▶ **Problem statement**: Set all the material down again unchanged, without the pictures.

▶ **Supplied records**:
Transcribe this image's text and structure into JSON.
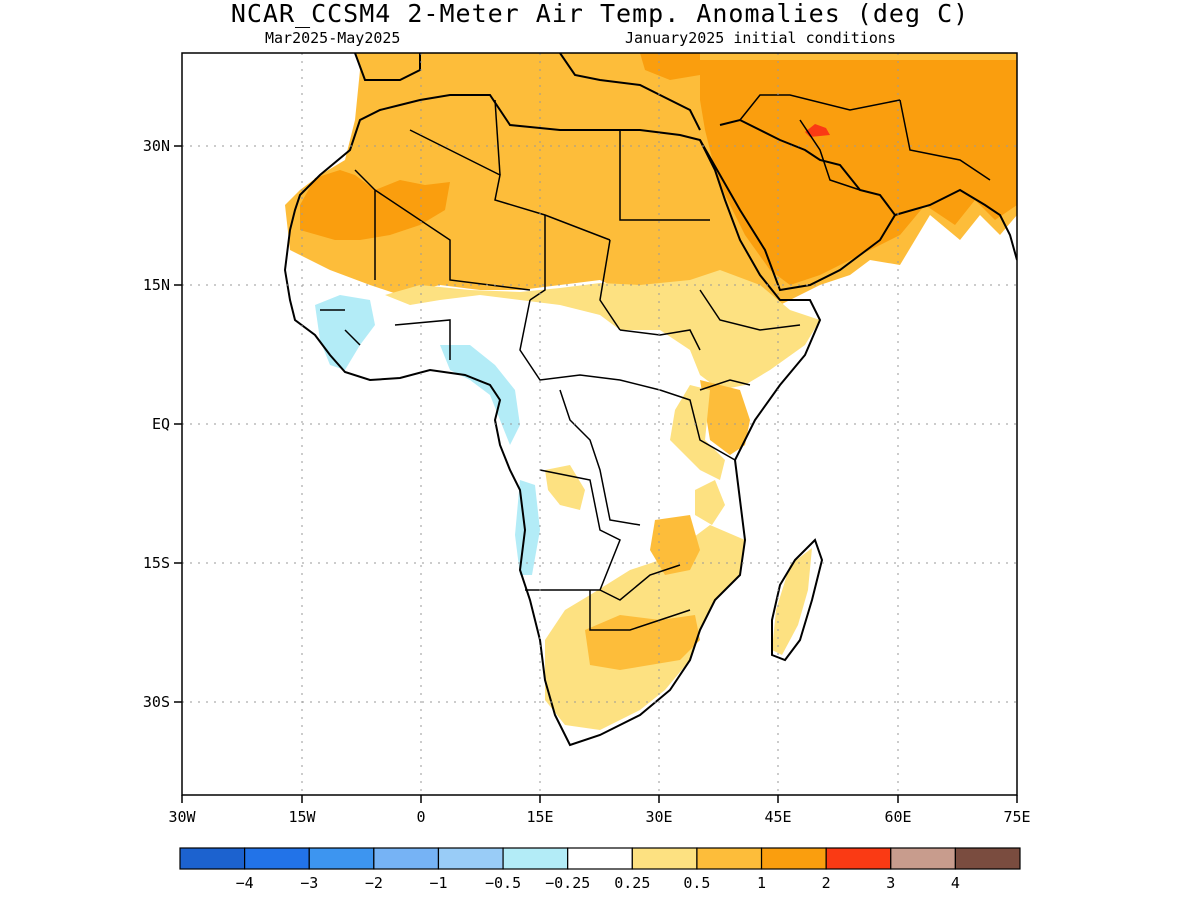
{
  "title": "NCAR_CCSM4 2-Meter Air Temp. Anomalies (deg C)",
  "subtitle_left": "Mar2025-May2025",
  "subtitle_right": "January2025 initial conditions",
  "axes": {
    "lon_ticks": [
      "30W",
      "15W",
      "0",
      "15E",
      "30E",
      "45E",
      "60E",
      "75E"
    ],
    "lat_ticks": [
      "30N",
      "15N",
      "EQ",
      "15S",
      "30S"
    ]
  },
  "colorbar": {
    "colors": [
      "#1c62cf",
      "#2273e8",
      "#3d95f0",
      "#76b3f5",
      "#99ccf7",
      "#b3ecf7",
      "#ffffff",
      "#fde181",
      "#fdbd3a",
      "#fa9e0e",
      "#fa3a14",
      "#c89c8d",
      "#7a4c3f"
    ],
    "labels": [
      "-4",
      "-3",
      "-2",
      "-1",
      "-0.5",
      "-0.25",
      "0.25",
      "0.5",
      "1",
      "2",
      "3",
      "4"
    ]
  }
}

▶ **Answer below**:
Transcribe this image's text and structure into JSON.
{
  "title": "NCAR_CCSM4 2-Meter Air Temp. Anomalies (deg C)",
  "subtitle_left": "Mar2025-May2025",
  "subtitle_right": "January2025 initial conditions",
  "axes": {
    "lon_ticks": [
      "30W",
      "15W",
      "0",
      "15E",
      "30E",
      "45E",
      "60E",
      "75E"
    ],
    "lat_ticks": [
      "30N",
      "15N",
      "EQ",
      "15S",
      "30S"
    ]
  },
  "colorbar": {
    "colors": [
      "#1c62cf",
      "#2273e8",
      "#3d95f0",
      "#76b3f5",
      "#99ccf7",
      "#b3ecf7",
      "#ffffff",
      "#fde181",
      "#fdbd3a",
      "#fa9e0e",
      "#fa3a14",
      "#c89c8d",
      "#7a4c3f"
    ],
    "labels": [
      "-4",
      "-3",
      "-2",
      "-1",
      "-0.5",
      "-0.25",
      "0.25",
      "0.5",
      "1",
      "2",
      "3",
      "4"
    ]
  }
}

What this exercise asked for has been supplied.